◆ **DATASET**
# # # #
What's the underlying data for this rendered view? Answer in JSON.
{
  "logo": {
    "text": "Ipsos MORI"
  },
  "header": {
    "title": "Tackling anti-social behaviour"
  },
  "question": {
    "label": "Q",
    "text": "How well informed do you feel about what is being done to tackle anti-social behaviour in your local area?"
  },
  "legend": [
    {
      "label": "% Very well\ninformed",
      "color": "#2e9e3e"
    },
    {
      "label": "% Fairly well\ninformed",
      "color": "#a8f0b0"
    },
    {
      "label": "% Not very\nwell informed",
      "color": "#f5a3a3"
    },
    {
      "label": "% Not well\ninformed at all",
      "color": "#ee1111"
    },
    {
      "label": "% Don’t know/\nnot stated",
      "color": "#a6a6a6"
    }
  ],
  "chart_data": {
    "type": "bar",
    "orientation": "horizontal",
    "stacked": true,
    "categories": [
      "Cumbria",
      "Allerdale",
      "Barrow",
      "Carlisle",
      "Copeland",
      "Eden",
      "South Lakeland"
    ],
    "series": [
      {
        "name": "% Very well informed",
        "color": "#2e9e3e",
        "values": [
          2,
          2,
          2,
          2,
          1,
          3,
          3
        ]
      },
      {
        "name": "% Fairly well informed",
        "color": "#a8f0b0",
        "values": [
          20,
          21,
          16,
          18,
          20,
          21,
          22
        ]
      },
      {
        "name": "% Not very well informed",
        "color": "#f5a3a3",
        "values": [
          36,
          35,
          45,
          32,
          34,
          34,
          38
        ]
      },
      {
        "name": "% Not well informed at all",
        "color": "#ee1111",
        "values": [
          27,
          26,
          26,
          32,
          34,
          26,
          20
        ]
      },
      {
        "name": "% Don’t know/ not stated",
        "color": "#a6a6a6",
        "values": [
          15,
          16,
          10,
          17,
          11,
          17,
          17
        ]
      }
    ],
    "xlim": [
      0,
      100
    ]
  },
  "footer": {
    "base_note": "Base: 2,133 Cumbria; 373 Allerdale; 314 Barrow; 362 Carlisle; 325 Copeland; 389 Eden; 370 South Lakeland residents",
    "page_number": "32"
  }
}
# # # #
◆ **DIRECTIONS FOR THIS TASK**
Reproduce every entry shown above, precisely as it stands.

◆ **WRITTEN ANSWER**
What's the underlying data for this rendered view? Answer in JSON.
{
  "logo": {
    "text": "Ipsos MORI"
  },
  "header": {
    "title": "Tackling anti-social behaviour"
  },
  "question": {
    "label": "Q",
    "text": "How well informed do you feel about what is being done to tackle anti-social behaviour in your local area?"
  },
  "legend": [
    {
      "label": "% Very well\ninformed",
      "color": "#2e9e3e"
    },
    {
      "label": "% Fairly well\ninformed",
      "color": "#a8f0b0"
    },
    {
      "label": "% Not very\nwell informed",
      "color": "#f5a3a3"
    },
    {
      "label": "% Not well\ninformed at all",
      "color": "#ee1111"
    },
    {
      "label": "% Don’t know/\nnot stated",
      "color": "#a6a6a6"
    }
  ],
  "chart_data": {
    "type": "bar",
    "orientation": "horizontal",
    "stacked": true,
    "categories": [
      "Cumbria",
      "Allerdale",
      "Barrow",
      "Carlisle",
      "Copeland",
      "Eden",
      "South Lakeland"
    ],
    "series": [
      {
        "name": "% Very well informed",
        "color": "#2e9e3e",
        "values": [
          2,
          2,
          2,
          2,
          1,
          3,
          3
        ]
      },
      {
        "name": "% Fairly well informed",
        "color": "#a8f0b0",
        "values": [
          20,
          21,
          16,
          18,
          20,
          21,
          22
        ]
      },
      {
        "name": "% Not very well informed",
        "color": "#f5a3a3",
        "values": [
          36,
          35,
          45,
          32,
          34,
          34,
          38
        ]
      },
      {
        "name": "% Not well informed at all",
        "color": "#ee1111",
        "values": [
          27,
          26,
          26,
          32,
          34,
          26,
          20
        ]
      },
      {
        "name": "% Don’t know/ not stated",
        "color": "#a6a6a6",
        "values": [
          15,
          16,
          10,
          17,
          11,
          17,
          17
        ]
      }
    ],
    "xlim": [
      0,
      100
    ]
  },
  "footer": {
    "base_note": "Base: 2,133 Cumbria; 373 Allerdale; 314 Barrow; 362 Carlisle; 325 Copeland; 389 Eden; 370 South Lakeland residents",
    "page_number": "32"
  }
}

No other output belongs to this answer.